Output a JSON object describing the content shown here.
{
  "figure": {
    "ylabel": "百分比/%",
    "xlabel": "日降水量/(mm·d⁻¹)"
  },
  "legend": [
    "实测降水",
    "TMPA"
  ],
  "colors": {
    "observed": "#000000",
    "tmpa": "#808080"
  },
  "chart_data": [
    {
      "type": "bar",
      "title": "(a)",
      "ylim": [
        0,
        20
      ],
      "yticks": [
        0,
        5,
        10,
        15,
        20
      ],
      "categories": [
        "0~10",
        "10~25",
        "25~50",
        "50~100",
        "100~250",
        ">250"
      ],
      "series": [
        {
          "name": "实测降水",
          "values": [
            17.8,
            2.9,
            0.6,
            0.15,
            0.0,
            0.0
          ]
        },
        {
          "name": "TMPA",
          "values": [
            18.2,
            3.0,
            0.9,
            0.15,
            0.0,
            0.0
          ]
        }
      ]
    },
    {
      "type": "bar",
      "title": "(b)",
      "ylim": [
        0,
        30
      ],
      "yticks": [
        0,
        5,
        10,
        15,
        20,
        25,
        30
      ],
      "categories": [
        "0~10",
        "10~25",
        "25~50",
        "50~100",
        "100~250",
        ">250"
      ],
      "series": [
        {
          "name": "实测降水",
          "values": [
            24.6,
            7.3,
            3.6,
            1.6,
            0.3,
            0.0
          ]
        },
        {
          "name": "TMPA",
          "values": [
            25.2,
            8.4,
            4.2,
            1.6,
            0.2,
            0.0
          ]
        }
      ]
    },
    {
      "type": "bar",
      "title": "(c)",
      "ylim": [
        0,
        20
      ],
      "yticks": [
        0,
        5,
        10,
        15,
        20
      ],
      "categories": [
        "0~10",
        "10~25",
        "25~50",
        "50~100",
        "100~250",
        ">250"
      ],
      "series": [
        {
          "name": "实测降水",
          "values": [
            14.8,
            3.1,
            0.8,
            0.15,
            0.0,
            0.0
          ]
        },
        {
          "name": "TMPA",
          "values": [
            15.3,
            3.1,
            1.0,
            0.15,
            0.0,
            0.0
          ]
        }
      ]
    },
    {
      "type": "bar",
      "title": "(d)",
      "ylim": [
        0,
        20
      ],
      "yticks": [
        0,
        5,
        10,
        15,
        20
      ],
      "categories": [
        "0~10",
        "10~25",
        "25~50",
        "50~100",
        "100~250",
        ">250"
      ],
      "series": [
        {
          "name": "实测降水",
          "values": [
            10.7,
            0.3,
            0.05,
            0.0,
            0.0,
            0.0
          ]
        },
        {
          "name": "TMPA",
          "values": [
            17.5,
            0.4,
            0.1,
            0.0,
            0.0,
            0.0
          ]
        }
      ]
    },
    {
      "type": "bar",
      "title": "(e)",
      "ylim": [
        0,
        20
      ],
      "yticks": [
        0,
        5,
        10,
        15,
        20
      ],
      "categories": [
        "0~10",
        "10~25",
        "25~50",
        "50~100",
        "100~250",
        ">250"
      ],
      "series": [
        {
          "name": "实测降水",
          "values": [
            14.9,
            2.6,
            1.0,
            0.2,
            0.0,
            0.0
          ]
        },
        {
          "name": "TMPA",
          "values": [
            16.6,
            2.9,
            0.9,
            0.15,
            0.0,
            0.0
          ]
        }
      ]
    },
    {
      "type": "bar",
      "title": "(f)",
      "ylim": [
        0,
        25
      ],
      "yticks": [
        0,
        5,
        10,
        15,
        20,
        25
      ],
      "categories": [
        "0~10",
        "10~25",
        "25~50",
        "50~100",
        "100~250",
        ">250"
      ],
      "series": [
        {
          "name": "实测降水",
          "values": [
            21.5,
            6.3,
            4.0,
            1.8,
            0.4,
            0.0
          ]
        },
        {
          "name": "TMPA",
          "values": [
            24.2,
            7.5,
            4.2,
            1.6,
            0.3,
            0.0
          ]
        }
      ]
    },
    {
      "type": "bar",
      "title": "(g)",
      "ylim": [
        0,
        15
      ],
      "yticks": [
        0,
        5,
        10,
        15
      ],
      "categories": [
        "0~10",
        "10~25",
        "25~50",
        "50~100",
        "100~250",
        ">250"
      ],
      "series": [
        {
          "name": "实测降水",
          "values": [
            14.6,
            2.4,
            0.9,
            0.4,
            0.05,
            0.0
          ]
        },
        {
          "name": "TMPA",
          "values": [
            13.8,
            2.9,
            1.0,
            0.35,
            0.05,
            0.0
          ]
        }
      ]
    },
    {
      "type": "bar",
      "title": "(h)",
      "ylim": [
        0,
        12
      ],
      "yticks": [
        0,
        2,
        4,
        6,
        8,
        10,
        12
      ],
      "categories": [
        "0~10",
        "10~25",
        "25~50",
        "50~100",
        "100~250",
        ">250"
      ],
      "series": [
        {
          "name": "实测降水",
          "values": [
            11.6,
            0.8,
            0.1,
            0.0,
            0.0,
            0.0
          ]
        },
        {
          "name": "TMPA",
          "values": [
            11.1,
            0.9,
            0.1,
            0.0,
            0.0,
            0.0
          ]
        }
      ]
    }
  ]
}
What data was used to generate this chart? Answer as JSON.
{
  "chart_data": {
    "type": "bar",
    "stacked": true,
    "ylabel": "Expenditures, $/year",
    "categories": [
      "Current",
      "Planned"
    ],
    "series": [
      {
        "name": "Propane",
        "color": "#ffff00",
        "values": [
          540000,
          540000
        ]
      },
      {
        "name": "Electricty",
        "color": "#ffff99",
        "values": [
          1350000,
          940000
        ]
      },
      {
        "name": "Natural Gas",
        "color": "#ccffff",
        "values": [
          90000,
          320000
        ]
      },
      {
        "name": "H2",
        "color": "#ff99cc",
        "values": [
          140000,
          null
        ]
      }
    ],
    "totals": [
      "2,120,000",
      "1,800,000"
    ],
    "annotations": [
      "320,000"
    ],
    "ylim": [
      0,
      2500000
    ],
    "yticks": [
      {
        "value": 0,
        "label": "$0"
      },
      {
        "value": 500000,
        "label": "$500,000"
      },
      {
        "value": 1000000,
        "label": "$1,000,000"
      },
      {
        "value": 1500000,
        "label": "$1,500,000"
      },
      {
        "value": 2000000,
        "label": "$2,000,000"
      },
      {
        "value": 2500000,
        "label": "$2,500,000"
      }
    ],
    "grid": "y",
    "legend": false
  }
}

##############################

SET TASK:
Gather all lines where the word "JSON" appears.

EXERCISE OUTPUT:
Output a JSON object describing the content shown here.
What data was used to generate this chart? Answer as JSON.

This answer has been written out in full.